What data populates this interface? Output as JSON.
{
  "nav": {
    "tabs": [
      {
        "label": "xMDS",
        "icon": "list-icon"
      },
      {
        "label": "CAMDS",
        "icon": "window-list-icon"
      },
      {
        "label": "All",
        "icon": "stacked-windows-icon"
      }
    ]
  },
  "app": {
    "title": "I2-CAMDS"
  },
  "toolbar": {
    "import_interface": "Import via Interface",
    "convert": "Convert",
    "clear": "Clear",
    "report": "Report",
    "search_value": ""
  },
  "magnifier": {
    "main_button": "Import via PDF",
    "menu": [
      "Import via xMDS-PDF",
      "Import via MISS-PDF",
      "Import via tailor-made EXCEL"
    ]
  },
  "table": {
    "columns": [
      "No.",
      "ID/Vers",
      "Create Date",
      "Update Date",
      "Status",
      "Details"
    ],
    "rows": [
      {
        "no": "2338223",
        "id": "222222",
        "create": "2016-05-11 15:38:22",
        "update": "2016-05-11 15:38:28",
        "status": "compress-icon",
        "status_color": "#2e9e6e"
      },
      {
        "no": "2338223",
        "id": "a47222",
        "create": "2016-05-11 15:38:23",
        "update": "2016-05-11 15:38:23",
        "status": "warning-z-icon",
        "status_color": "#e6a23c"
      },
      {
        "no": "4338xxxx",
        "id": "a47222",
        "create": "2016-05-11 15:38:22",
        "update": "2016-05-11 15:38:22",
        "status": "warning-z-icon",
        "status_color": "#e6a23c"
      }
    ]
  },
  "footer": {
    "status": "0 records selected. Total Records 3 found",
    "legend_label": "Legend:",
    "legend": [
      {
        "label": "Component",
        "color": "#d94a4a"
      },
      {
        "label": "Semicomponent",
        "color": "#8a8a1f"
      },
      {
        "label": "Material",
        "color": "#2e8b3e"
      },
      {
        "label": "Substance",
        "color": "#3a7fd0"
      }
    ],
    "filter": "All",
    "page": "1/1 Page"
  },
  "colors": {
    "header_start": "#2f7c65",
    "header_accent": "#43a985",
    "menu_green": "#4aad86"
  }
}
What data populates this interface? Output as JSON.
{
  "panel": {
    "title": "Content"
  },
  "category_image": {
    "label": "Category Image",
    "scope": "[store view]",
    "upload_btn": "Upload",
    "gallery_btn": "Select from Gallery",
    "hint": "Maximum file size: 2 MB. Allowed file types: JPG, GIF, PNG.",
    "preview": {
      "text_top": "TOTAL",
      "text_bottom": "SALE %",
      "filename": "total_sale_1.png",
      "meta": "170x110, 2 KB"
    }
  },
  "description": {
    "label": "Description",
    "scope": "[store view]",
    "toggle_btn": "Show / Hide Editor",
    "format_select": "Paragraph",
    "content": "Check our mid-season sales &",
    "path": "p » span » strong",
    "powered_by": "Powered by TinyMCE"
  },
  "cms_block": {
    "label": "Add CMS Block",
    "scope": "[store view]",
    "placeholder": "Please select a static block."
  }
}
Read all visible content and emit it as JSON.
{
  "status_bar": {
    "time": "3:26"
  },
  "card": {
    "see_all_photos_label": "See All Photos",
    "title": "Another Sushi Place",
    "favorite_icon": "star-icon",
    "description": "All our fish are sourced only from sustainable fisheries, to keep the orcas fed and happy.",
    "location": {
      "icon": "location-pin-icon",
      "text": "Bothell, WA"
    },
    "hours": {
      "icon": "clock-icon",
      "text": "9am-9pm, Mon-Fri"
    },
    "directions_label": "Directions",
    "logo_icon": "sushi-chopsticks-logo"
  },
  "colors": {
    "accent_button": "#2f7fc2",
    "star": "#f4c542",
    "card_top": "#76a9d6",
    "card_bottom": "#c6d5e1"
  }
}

**Aim:** All of the entries must be written out exactly as they stand.

**Task output:**
What data populates this interface? Output as JSON.
{
  "nav": {
    "tabs": [
      {
        "label": "xMDS",
        "icon": "list-icon"
      },
      {
        "label": "CAMDS",
        "icon": "window-list-icon"
      },
      {
        "label": "All",
        "icon": "stacked-windows-icon"
      }
    ]
  },
  "app": {
    "title": "I2-CAMDS"
  },
  "toolbar": {
    "import_interface": "Import via Interface",
    "convert": "Convert",
    "clear": "Clear",
    "report": "Report",
    "search_value": ""
  },
  "magnifier": {
    "main_button": "Import via PDF",
    "menu": [
      "Import via xMDS-PDF",
      "Import via MISS-PDF",
      "Import via tailor-made EXCEL"
    ]
  },
  "table": {
    "columns": [
      "No.",
      "ID/Vers",
      "Create Date",
      "Update Date",
      "Status",
      "Details"
    ],
    "rows": [
      {
        "no": "2338223",
        "id": "222222",
        "create": "2016-05-11 15:38:22",
        "update": "2016-05-11 15:38:28",
        "status": "compress-icon",
        "status_color": "#2e9e6e"
      },
      {
        "no": "2338223",
        "id": "a47222",
        "create": "2016-05-11 15:38:23",
        "update": "2016-05-11 15:38:23",
        "status": "warning-z-icon",
        "status_color": "#e6a23c"
      },
      {
        "no": "4338xxxx",
        "id": "a47222",
        "create": "2016-05-11 15:38:22",
        "update": "2016-05-11 15:38:22",
        "status": "warning-z-icon",
        "status_color": "#e6a23c"
      }
    ]
  },
  "footer": {
    "status": "0 records selected. Total Records 3 found",
    "legend_label": "Legend:",
    "legend": [
      {
        "label": "Component",
        "color": "#d94a4a"
      },
      {
        "label": "Semicomponent",
        "color": "#8a8a1f"
      },
      {
        "label": "Material",
        "color": "#2e8b3e"
      },
      {
        "label": "Substance",
        "color": "#3a7fd0"
      }
    ],
    "filter": "All",
    "page": "1/1 Page"
  },
  "colors": {
    "header_start": "#2f7c65",
    "header_accent": "#43a985",
    "menu_green": "#4aad86"
  }
}
What data populates this interface? Output as JSON.
{
  "panel": {
    "title": "Content"
  },
  "category_image": {
    "label": "Category Image",
    "scope": "[store view]",
    "upload_btn": "Upload",
    "gallery_btn": "Select from Gallery",
    "hint": "Maximum file size: 2 MB. Allowed file types: JPG, GIF, PNG.",
    "preview": {
      "text_top": "TOTAL",
      "text_bottom": "SALE %",
      "filename": "total_sale_1.png",
      "meta": "170x110, 2 KB"
    }
  },
  "description": {
    "label": "Description",
    "scope": "[store view]",
    "toggle_btn": "Show / Hide Editor",
    "format_select": "Paragraph",
    "content": "Check our mid-season sales &",
    "path": "p » span » strong",
    "powered_by": "Powered by TinyMCE"
  },
  "cms_block": {
    "label": "Add CMS Block",
    "scope": "[store view]",
    "placeholder": "Please select a static block."
  }
}
Read all visible content and emit it as JSON.
{
  "status_bar": {
    "time": "3:26"
  },
  "card": {
    "see_all_photos_label": "See All Photos",
    "title": "Another Sushi Place",
    "favorite_icon": "star-icon",
    "description": "All our fish are sourced only from sustainable fisheries, to keep the orcas fed and happy.",
    "location": {
      "icon": "location-pin-icon",
      "text": "Bothell, WA"
    },
    "hours": {
      "icon": "clock-icon",
      "text": "9am-9pm, Mon-Fri"
    },
    "directions_label": "Directions",
    "logo_icon": "sushi-chopsticks-logo"
  },
  "colors": {
    "accent_button": "#2f7fc2",
    "star": "#f4c542",
    "card_top": "#76a9d6",
    "card_bottom": "#c6d5e1"
  }
}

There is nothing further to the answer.